> _EXERCISE OBJECTIVE_
Write the records out again exactly, leaving no images in.

(Dataset records on visual material)
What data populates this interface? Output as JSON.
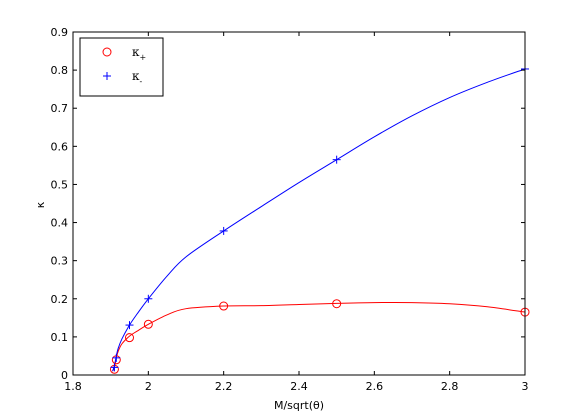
{
  "chart_data": {
    "type": "line",
    "xlabel": "M/sqrt(θ)",
    "ylabel": "κ",
    "xlim": [
      1.8,
      3.0
    ],
    "ylim": [
      0,
      0.9
    ],
    "xticks": [
      1.8,
      2.0,
      2.2,
      2.4,
      2.6,
      2.8,
      3.0
    ],
    "yticks": [
      0,
      0.1,
      0.2,
      0.3,
      0.4,
      0.5,
      0.6,
      0.7,
      0.8,
      0.9
    ],
    "xtick_labels": [
      "1.8",
      "2",
      "2.2",
      "2.4",
      "2.6",
      "2.8",
      "3"
    ],
    "ytick_labels": [
      "0",
      "0.1",
      "0.2",
      "0.3",
      "0.4",
      "0.5",
      "0.6",
      "0.7",
      "0.8",
      "0.9"
    ],
    "grid": false,
    "legend_position": "top-left",
    "series": [
      {
        "name": "κ+",
        "legend_base": "κ",
        "legend_sub": "+",
        "color": "#ff0000",
        "marker": "circle",
        "markers": {
          "x": [
            1.91,
            1.915,
            1.95,
            2.0,
            2.2,
            2.5,
            3.0
          ],
          "y": [
            0.015,
            0.04,
            0.098,
            0.133,
            0.181,
            0.187,
            0.165
          ]
        },
        "curve": {
          "x": [
            1.905,
            1.91,
            1.915,
            1.92,
            1.93,
            1.95,
            1.97,
            2.0,
            2.05,
            2.1,
            2.2,
            2.3,
            2.4,
            2.5,
            2.6,
            2.7,
            2.8,
            2.9,
            3.0
          ],
          "y": [
            0.01,
            0.02,
            0.045,
            0.062,
            0.082,
            0.102,
            0.115,
            0.133,
            0.158,
            0.174,
            0.181,
            0.182,
            0.185,
            0.188,
            0.19,
            0.19,
            0.187,
            0.179,
            0.165
          ]
        }
      },
      {
        "name": "κ-",
        "legend_base": "κ",
        "legend_sub": "-",
        "color": "#0000ff",
        "marker": "plus",
        "markers": {
          "x": [
            1.91,
            1.915,
            1.95,
            2.0,
            2.2,
            2.5,
            3.0
          ],
          "y": [
            0.02,
            0.045,
            0.131,
            0.2,
            0.378,
            0.565,
            0.803
          ]
        },
        "curve": {
          "x": [
            1.905,
            1.91,
            1.915,
            1.92,
            1.93,
            1.95,
            1.97,
            2.0,
            2.05,
            2.1,
            2.2,
            2.3,
            2.4,
            2.5,
            2.6,
            2.7,
            2.8,
            2.9,
            3.0
          ],
          "y": [
            0.01,
            0.025,
            0.05,
            0.07,
            0.095,
            0.131,
            0.16,
            0.2,
            0.26,
            0.31,
            0.378,
            0.442,
            0.505,
            0.565,
            0.625,
            0.68,
            0.728,
            0.768,
            0.803
          ]
        }
      }
    ]
  }
}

> _WORKED ANSWER_
What data populates this interface? Output as JSON.
{
  "chart_data": {
    "type": "line",
    "xlabel": "M/sqrt(θ)",
    "ylabel": "κ",
    "xlim": [
      1.8,
      3.0
    ],
    "ylim": [
      0,
      0.9
    ],
    "xticks": [
      1.8,
      2.0,
      2.2,
      2.4,
      2.6,
      2.8,
      3.0
    ],
    "yticks": [
      0,
      0.1,
      0.2,
      0.3,
      0.4,
      0.5,
      0.6,
      0.7,
      0.8,
      0.9
    ],
    "xtick_labels": [
      "1.8",
      "2",
      "2.2",
      "2.4",
      "2.6",
      "2.8",
      "3"
    ],
    "ytick_labels": [
      "0",
      "0.1",
      "0.2",
      "0.3",
      "0.4",
      "0.5",
      "0.6",
      "0.7",
      "0.8",
      "0.9"
    ],
    "grid": false,
    "legend_position": "top-left",
    "series": [
      {
        "name": "κ+",
        "legend_base": "κ",
        "legend_sub": "+",
        "color": "#ff0000",
        "marker": "circle",
        "markers": {
          "x": [
            1.91,
            1.915,
            1.95,
            2.0,
            2.2,
            2.5,
            3.0
          ],
          "y": [
            0.015,
            0.04,
            0.098,
            0.133,
            0.181,
            0.187,
            0.165
          ]
        },
        "curve": {
          "x": [
            1.905,
            1.91,
            1.915,
            1.92,
            1.93,
            1.95,
            1.97,
            2.0,
            2.05,
            2.1,
            2.2,
            2.3,
            2.4,
            2.5,
            2.6,
            2.7,
            2.8,
            2.9,
            3.0
          ],
          "y": [
            0.01,
            0.02,
            0.045,
            0.062,
            0.082,
            0.102,
            0.115,
            0.133,
            0.158,
            0.174,
            0.181,
            0.182,
            0.185,
            0.188,
            0.19,
            0.19,
            0.187,
            0.179,
            0.165
          ]
        }
      },
      {
        "name": "κ-",
        "legend_base": "κ",
        "legend_sub": "-",
        "color": "#0000ff",
        "marker": "plus",
        "markers": {
          "x": [
            1.91,
            1.915,
            1.95,
            2.0,
            2.2,
            2.5,
            3.0
          ],
          "y": [
            0.02,
            0.045,
            0.131,
            0.2,
            0.378,
            0.565,
            0.803
          ]
        },
        "curve": {
          "x": [
            1.905,
            1.91,
            1.915,
            1.92,
            1.93,
            1.95,
            1.97,
            2.0,
            2.05,
            2.1,
            2.2,
            2.3,
            2.4,
            2.5,
            2.6,
            2.7,
            2.8,
            2.9,
            3.0
          ],
          "y": [
            0.01,
            0.025,
            0.05,
            0.07,
            0.095,
            0.131,
            0.16,
            0.2,
            0.26,
            0.31,
            0.378,
            0.442,
            0.505,
            0.565,
            0.625,
            0.68,
            0.728,
            0.768,
            0.803
          ]
        }
      }
    ]
  }
}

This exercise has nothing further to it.